## [What is expected]
Look through the material below, count the lines containing the word "wide", and state only the count.

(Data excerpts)
= = = = =

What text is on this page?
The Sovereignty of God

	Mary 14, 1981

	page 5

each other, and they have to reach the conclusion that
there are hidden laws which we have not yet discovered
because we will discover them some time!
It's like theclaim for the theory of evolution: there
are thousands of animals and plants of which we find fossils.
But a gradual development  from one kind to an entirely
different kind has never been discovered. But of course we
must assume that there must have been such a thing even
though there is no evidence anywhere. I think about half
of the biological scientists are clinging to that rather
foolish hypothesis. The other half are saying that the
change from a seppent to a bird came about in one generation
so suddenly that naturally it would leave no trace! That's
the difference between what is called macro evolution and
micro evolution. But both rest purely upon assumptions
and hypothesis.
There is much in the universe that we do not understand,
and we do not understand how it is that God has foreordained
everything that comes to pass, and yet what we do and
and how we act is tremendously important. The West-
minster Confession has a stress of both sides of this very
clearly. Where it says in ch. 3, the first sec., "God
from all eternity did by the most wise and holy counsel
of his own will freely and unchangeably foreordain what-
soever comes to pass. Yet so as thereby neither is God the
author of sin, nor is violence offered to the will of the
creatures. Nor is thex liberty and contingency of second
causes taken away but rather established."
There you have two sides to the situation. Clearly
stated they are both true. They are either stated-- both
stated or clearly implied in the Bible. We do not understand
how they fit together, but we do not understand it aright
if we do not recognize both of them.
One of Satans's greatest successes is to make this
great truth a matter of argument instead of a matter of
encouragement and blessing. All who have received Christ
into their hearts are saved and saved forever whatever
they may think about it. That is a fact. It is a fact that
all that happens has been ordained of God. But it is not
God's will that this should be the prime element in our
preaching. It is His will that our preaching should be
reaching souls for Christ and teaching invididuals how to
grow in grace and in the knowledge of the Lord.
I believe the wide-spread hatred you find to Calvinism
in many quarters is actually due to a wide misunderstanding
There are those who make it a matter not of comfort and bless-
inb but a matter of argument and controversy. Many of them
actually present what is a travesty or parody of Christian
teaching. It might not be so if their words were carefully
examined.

= = = = =

## [Correct output]
2